>> start Recorded information

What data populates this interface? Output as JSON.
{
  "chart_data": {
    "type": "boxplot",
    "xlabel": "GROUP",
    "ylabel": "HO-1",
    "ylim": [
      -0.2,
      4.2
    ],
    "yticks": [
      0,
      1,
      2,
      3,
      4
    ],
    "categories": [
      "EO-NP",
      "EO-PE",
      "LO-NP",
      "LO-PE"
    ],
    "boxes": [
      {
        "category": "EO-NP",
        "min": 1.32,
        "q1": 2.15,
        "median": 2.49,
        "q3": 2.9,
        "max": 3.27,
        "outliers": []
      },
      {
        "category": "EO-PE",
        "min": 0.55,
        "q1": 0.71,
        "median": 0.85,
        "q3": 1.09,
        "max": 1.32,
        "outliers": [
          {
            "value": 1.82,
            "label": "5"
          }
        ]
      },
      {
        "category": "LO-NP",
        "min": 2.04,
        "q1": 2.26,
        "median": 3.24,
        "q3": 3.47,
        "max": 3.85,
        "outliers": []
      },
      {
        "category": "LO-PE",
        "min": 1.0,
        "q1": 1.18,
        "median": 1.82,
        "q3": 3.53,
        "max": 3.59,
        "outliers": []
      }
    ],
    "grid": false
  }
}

>> end Recorded information

Look through the records and gather every line containing "median".

        "median": 2.49,
        "median": 0.85,
        "median": 3.24,
        "median": 1.82,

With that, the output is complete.